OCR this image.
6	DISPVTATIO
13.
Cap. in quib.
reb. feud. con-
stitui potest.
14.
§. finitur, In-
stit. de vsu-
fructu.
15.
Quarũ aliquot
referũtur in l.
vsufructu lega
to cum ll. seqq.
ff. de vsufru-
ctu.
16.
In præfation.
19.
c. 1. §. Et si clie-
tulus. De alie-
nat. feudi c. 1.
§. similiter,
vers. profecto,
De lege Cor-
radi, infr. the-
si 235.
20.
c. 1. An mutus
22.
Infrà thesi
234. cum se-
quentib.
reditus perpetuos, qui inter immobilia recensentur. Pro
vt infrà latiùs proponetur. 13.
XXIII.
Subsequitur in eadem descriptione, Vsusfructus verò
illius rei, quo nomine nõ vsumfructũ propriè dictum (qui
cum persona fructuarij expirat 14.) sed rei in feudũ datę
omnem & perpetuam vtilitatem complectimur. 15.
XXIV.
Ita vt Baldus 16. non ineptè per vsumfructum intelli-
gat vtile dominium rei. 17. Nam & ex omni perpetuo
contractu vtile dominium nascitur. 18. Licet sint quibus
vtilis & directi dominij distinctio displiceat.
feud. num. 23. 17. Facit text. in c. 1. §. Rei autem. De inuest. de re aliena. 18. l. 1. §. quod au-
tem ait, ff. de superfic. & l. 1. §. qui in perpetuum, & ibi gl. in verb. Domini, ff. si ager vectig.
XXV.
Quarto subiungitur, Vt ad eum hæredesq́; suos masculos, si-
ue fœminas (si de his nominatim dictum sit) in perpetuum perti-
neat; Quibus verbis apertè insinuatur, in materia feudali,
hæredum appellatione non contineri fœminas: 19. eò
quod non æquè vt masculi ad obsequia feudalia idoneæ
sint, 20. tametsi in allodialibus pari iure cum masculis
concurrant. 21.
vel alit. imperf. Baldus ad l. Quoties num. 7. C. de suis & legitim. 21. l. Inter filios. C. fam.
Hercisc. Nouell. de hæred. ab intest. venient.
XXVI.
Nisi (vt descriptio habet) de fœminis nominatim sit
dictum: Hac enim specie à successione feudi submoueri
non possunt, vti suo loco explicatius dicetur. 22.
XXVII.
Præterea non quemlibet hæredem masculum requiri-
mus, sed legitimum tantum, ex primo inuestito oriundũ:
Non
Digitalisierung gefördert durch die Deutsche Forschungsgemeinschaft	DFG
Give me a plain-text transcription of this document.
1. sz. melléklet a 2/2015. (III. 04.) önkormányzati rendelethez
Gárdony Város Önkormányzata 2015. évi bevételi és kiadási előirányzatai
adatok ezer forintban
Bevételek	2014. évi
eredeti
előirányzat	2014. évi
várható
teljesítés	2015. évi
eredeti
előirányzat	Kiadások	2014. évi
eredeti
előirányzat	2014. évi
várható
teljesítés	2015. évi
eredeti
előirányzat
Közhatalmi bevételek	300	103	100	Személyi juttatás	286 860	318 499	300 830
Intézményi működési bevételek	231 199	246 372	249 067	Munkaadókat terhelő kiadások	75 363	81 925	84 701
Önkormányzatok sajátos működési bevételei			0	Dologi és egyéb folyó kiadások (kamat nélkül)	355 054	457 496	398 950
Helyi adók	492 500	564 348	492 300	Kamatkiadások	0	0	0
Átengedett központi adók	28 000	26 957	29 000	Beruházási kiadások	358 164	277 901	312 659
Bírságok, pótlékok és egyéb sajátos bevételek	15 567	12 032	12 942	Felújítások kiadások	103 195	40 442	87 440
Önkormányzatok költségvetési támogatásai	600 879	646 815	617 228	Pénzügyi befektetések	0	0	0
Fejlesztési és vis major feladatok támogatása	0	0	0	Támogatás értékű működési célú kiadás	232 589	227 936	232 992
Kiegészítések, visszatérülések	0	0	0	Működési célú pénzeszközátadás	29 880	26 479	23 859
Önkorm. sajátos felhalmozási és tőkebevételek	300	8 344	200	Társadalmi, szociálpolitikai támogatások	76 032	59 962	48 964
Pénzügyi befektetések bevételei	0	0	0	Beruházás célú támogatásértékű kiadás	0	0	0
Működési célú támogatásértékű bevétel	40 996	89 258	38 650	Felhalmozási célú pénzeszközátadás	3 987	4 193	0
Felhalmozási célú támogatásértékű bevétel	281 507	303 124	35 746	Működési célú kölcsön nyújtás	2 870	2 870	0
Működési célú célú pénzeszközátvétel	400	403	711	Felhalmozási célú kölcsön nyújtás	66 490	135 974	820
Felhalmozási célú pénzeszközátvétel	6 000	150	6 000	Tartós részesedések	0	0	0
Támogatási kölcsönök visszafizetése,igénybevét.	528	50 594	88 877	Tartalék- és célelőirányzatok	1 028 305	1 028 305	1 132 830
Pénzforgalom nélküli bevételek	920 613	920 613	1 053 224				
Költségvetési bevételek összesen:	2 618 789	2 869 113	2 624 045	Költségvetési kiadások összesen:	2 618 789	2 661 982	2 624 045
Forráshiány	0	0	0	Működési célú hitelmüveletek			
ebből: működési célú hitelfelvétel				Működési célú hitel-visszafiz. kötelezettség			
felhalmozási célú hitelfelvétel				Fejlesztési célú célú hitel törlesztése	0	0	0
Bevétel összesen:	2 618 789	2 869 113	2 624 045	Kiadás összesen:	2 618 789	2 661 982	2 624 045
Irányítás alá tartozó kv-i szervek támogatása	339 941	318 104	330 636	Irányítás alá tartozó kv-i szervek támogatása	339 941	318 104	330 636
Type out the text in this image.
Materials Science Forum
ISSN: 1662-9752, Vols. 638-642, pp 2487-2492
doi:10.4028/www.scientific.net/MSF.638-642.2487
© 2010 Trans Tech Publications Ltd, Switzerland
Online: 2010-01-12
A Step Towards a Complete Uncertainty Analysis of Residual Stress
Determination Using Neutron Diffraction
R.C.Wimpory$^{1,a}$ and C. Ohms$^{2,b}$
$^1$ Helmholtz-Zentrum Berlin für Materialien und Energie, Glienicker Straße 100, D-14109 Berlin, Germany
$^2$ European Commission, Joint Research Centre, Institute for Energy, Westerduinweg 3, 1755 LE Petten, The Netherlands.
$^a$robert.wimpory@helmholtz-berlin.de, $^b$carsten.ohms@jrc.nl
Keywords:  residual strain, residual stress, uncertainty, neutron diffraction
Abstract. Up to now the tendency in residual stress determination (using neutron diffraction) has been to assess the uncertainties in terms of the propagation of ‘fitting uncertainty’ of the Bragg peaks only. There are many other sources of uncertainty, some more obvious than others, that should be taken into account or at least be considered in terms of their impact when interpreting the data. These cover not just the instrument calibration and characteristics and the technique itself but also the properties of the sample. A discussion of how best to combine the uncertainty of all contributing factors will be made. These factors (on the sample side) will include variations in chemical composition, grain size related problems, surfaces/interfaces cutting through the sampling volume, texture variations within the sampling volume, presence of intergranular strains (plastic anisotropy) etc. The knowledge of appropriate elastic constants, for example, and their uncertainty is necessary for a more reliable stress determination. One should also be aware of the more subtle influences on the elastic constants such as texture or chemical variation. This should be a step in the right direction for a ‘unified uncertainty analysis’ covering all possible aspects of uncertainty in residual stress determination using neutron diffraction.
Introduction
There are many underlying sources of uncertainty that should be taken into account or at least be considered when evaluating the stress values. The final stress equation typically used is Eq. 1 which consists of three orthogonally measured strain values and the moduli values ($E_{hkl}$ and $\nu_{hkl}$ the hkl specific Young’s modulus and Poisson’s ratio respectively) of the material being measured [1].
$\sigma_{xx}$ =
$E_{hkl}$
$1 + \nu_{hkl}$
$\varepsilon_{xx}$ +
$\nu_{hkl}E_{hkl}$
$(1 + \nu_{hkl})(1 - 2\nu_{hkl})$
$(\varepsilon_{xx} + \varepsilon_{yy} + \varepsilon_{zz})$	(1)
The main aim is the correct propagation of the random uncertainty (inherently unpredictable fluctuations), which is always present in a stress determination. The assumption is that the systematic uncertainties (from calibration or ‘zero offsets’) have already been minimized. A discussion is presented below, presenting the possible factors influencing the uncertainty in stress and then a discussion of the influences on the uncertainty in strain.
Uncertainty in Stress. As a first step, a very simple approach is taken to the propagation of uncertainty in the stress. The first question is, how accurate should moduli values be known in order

+ + + +

> [GOAL] Extract every line containing the string "vtile" from the material.

> [EXERCISE SOLUTION]
gat vtile dominium rei. 17. Nam & ex omni perpetuo
contractu vtile dominium nascitur. 18. Licet sint quibus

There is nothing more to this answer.